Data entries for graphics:
(begin)

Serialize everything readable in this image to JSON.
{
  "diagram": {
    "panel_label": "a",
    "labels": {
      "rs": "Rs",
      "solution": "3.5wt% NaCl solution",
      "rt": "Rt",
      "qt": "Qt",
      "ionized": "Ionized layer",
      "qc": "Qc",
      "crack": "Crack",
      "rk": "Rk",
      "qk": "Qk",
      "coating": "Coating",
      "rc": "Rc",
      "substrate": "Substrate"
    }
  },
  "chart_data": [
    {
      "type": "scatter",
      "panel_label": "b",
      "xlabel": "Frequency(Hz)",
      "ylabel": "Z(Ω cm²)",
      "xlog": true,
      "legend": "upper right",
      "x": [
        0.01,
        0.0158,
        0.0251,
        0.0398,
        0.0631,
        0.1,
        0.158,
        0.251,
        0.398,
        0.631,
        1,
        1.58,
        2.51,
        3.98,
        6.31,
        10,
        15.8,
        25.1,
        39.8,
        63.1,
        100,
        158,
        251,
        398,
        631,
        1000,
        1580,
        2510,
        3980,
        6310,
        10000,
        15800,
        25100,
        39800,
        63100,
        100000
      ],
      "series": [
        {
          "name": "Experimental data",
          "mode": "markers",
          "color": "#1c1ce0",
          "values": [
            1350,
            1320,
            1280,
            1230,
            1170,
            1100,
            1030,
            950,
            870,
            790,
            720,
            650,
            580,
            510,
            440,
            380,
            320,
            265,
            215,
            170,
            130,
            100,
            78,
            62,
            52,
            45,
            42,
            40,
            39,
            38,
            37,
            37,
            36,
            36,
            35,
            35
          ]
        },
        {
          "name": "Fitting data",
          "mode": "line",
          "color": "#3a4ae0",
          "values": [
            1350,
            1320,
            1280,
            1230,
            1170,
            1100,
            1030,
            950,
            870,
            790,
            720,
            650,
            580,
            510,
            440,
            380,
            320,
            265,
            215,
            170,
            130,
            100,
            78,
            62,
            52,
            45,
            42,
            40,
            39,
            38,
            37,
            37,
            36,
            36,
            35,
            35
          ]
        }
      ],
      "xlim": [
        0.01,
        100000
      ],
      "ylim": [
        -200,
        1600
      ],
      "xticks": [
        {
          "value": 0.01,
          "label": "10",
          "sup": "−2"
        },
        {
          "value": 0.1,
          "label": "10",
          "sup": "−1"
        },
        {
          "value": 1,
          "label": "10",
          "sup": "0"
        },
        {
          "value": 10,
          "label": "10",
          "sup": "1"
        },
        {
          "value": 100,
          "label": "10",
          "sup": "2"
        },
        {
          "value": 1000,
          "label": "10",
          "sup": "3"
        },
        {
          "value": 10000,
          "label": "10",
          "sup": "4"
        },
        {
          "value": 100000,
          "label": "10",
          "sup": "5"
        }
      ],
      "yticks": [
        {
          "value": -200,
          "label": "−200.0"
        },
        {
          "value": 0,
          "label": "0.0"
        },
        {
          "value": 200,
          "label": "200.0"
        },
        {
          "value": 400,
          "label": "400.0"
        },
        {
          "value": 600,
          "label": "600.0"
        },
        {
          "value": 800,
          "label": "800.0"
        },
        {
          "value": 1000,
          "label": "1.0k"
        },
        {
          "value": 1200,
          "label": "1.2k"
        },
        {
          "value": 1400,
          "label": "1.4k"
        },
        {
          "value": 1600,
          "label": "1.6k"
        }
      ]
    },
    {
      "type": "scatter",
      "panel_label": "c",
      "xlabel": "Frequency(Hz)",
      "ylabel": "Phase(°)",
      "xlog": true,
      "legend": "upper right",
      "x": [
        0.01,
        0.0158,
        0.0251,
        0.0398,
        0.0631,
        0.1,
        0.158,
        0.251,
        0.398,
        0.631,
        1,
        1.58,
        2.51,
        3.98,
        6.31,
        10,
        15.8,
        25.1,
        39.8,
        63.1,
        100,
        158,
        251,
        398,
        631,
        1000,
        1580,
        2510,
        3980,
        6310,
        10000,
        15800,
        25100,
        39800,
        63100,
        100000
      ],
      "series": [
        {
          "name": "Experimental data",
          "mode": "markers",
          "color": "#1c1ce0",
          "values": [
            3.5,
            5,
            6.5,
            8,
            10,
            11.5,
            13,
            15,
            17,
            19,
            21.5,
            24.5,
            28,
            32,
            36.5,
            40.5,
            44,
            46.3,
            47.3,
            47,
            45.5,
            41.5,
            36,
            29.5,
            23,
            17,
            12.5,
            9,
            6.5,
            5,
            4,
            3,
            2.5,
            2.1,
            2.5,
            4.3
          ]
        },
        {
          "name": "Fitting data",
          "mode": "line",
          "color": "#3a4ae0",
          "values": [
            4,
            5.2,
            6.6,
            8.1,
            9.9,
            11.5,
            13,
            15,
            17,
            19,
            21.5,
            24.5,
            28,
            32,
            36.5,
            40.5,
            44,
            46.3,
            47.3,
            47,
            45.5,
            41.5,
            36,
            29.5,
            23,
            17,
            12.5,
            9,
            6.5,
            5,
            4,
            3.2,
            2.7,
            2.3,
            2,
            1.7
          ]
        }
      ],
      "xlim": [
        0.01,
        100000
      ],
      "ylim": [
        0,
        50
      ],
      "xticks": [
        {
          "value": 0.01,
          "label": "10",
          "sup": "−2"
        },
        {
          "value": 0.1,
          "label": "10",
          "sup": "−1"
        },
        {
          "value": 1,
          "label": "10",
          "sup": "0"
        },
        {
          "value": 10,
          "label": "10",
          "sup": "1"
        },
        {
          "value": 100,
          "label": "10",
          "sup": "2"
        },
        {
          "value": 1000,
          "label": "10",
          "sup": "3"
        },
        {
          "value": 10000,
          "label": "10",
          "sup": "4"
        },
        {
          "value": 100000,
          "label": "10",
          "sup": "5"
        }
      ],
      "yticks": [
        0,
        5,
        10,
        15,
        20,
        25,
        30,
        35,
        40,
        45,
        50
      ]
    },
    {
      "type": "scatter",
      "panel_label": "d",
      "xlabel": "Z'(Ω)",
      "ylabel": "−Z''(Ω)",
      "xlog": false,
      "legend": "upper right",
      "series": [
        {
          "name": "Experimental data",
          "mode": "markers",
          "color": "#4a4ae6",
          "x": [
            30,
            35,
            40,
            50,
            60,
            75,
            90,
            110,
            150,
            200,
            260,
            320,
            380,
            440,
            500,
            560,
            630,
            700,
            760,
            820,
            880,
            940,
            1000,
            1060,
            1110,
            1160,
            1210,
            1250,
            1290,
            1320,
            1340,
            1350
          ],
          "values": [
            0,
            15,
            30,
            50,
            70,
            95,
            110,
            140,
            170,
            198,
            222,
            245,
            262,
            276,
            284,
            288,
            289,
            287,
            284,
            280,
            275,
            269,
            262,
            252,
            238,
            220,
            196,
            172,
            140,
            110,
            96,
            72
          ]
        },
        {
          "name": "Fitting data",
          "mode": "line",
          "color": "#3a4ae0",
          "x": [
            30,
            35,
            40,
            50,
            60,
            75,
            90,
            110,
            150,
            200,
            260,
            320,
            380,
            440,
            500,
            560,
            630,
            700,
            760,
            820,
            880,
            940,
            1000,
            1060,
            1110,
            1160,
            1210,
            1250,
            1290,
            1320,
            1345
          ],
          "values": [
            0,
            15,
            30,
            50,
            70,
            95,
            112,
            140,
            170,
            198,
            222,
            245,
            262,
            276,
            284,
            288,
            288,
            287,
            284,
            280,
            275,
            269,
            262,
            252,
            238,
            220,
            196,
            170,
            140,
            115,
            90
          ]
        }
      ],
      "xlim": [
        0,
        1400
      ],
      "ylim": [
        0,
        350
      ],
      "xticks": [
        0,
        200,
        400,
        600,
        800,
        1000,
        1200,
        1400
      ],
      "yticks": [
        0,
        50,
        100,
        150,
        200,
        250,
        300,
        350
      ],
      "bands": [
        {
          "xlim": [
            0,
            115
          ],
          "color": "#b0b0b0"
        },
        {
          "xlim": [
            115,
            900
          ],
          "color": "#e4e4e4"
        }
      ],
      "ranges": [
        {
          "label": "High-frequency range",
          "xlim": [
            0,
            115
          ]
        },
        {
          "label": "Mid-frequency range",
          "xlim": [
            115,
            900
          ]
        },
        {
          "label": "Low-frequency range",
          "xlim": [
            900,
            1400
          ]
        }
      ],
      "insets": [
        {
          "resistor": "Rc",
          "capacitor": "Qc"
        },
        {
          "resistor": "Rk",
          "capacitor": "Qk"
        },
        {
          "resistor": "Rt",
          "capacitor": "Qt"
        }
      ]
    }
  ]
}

(end)

_What is asked_.
Pull out every line in the data above that has the word "resistor".

_Task solution_.
          "resistor": "Rc",
          "resistor": "Rk",
          "resistor": "Rt",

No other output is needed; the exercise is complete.